» **Supplied data**
BEGIN

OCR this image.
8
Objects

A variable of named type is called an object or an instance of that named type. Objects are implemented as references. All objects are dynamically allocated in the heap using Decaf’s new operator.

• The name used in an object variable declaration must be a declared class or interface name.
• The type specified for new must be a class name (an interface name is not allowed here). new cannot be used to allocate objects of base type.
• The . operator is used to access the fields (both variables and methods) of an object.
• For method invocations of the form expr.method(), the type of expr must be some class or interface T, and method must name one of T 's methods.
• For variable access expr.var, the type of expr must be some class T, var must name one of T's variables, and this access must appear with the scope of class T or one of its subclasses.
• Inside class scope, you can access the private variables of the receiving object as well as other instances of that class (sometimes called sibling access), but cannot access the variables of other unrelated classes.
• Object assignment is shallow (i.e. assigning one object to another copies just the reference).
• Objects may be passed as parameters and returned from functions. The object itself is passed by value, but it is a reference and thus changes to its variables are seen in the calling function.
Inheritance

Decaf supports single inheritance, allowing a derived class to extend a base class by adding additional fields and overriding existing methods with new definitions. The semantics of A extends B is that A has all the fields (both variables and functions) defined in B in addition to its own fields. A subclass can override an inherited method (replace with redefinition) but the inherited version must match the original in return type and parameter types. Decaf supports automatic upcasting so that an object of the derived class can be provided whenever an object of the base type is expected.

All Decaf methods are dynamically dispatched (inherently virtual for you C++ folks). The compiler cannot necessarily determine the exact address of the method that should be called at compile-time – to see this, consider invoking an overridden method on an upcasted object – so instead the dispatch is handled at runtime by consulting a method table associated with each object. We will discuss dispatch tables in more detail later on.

END

» **Objective**
Go through the records and copy each line with "expr" in it.

» **Solution to the problem**
• For method invocations of the form expr.method(), the type of expr must be some class or interface T, and method must name one of T 's methods.
• For variable access expr.var, the type of expr must be some class T, var must name one of T's variables, and this access must appear with the scope of class T or one of its subclasses.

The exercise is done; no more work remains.